» **Stored entries**:

## begin

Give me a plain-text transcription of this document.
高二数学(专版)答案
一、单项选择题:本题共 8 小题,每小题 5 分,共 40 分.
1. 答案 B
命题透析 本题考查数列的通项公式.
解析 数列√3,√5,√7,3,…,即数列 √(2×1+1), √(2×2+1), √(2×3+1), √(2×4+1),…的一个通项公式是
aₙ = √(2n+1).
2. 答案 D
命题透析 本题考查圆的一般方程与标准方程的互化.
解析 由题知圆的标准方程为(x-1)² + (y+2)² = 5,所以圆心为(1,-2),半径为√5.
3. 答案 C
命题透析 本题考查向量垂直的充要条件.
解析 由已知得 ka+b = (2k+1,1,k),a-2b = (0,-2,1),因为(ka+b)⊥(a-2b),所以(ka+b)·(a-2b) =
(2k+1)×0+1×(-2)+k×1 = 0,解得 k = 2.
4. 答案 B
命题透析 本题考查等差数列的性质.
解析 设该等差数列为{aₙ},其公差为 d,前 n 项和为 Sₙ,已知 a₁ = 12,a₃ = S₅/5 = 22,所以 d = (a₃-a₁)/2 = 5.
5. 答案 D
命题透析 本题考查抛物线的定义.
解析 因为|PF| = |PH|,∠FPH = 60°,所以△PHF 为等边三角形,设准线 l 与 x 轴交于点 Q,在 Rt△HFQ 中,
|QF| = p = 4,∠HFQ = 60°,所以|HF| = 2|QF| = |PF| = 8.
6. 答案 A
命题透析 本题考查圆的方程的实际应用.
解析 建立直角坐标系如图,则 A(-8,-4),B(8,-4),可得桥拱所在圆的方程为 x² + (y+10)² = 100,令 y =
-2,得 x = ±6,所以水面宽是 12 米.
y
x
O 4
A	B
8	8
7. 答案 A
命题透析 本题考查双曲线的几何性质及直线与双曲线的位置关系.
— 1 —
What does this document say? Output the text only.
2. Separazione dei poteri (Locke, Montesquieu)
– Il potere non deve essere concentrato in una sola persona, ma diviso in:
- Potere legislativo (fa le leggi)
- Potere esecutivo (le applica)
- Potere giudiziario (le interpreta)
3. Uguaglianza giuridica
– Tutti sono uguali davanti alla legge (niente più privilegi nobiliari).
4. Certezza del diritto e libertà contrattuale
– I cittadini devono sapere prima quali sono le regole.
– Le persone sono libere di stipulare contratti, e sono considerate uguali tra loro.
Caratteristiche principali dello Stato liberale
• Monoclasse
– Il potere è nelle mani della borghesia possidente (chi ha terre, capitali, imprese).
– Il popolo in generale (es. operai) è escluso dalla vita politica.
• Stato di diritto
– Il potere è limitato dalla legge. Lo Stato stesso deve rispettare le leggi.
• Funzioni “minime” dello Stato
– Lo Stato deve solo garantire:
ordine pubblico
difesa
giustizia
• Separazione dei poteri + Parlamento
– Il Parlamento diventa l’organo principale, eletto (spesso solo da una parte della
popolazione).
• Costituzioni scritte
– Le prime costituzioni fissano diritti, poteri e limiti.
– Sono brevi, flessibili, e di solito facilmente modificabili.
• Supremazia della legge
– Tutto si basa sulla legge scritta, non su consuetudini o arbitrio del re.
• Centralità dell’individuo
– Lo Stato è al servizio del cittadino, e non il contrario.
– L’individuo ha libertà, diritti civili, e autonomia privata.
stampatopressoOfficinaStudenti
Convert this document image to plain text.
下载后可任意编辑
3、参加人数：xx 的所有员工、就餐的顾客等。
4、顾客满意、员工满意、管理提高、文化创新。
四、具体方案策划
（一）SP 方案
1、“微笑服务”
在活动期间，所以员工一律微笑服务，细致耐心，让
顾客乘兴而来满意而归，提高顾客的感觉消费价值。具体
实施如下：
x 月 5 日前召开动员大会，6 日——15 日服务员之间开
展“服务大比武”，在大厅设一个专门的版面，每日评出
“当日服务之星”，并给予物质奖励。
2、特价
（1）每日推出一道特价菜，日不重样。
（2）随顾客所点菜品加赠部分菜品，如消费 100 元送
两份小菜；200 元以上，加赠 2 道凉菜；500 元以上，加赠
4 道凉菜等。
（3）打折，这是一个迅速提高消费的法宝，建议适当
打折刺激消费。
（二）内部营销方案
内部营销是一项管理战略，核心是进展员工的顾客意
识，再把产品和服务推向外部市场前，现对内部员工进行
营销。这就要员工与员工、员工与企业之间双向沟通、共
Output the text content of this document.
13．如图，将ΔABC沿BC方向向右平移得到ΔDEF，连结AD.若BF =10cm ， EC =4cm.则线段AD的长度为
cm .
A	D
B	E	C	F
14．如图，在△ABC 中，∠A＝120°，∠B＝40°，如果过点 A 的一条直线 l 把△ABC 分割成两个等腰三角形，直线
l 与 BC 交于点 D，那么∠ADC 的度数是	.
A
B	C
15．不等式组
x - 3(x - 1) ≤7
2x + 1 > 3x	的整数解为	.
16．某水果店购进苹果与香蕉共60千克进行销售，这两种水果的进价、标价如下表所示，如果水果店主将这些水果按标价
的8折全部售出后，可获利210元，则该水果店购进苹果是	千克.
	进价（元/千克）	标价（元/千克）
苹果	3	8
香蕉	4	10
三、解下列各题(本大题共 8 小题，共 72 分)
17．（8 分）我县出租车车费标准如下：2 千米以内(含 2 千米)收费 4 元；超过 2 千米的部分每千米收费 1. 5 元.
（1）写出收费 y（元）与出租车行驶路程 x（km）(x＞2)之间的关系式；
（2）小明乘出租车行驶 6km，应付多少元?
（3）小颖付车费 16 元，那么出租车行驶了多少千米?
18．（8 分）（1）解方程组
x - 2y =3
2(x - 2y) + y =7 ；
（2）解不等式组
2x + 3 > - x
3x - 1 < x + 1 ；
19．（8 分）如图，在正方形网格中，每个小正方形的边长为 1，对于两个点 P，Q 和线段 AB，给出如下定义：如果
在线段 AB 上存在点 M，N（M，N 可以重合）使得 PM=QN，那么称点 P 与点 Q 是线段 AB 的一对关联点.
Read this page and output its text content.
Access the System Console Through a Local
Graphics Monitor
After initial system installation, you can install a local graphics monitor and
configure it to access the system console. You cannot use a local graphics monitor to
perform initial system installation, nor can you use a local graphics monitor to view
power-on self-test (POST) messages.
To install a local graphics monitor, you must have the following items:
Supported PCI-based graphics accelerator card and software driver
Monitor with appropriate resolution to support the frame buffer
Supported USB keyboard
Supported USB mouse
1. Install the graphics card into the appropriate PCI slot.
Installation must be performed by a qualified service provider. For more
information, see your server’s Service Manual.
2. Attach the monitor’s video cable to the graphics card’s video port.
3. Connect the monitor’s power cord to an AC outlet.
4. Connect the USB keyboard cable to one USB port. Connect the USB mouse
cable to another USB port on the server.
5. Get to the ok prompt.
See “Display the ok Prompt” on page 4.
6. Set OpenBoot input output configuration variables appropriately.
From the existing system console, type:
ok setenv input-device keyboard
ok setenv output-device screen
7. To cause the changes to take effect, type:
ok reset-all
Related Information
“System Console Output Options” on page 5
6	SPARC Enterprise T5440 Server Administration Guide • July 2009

## end

» **Required task**: Gather all lines from the listing above in which "命题透析" occurs.

» **Exercise result**:
命题透析 本题考查数列的通项公式.
命题透析 本题考查圆的一般方程与标准方程的互化.
命题透析 本题考查向量垂直的充要条件.
命题透析 本题考查等差数列的性质.
命题透析 本题考查抛物线的定义.
命题透析 本题考查圆的方程的实际应用.
命题透析 本题考查双曲线的几何性质及直线与双曲线的位置关系.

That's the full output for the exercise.